■ **Written problem**:
Produce the listing below again, exactly as shown.

——

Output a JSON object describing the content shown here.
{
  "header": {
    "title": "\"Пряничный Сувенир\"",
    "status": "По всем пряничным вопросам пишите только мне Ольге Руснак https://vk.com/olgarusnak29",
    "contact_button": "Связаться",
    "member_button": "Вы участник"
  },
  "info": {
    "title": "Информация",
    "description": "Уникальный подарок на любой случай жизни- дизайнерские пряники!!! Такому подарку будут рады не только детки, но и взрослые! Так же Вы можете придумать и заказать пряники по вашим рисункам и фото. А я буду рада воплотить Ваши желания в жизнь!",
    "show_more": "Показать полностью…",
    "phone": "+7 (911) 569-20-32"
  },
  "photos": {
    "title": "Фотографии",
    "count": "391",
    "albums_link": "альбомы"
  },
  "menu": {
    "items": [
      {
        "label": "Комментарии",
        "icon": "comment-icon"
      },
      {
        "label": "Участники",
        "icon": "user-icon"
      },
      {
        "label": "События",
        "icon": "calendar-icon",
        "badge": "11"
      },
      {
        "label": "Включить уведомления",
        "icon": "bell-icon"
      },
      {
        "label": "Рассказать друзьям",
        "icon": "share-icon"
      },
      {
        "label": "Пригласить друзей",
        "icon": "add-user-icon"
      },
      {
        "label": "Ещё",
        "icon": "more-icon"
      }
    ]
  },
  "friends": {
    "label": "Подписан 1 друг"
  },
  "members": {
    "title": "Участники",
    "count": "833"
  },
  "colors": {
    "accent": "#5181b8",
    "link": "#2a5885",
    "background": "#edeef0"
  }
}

——

■ **Exercise output**:
Output a JSON object describing the content shown here.
{
  "header": {
    "title": "\"Пряничный Сувенир\"",
    "status": "По всем пряничным вопросам пишите только мне Ольге Руснак https://vk.com/olgarusnak29",
    "contact_button": "Связаться",
    "member_button": "Вы участник"
  },
  "info": {
    "title": "Информация",
    "description": "Уникальный подарок на любой случай жизни- дизайнерские пряники!!! Такому подарку будут рады не только детки, но и взрослые! Так же Вы можете придумать и заказать пряники по вашим рисункам и фото. А я буду рада воплотить Ваши желания в жизнь!",
    "show_more": "Показать полностью…",
    "phone": "+7 (911) 569-20-32"
  },
  "photos": {
    "title": "Фотографии",
    "count": "391",
    "albums_link": "альбомы"
  },
  "menu": {
    "items": [
      {
        "label": "Комментарии",
        "icon": "comment-icon"
      },
      {
        "label": "Участники",
        "icon": "user-icon"
      },
      {
        "label": "События",
        "icon": "calendar-icon",
        "badge": "11"
      },
      {
        "label": "Включить уведомления",
        "icon": "bell-icon"
      },
      {
        "label": "Рассказать друзьям",
        "icon": "share-icon"
      },
      {
        "label": "Пригласить друзей",
        "icon": "add-user-icon"
      },
      {
        "label": "Ещё",
        "icon": "more-icon"
      }
    ]
  },
  "friends": {
    "label": "Подписан 1 друг"
  },
  "members": {
    "title": "Участники",
    "count": "833"
  },
  "colors": {
    "accent": "#5181b8",
    "link": "#2a5885",
    "background": "#edeef0"
  }
}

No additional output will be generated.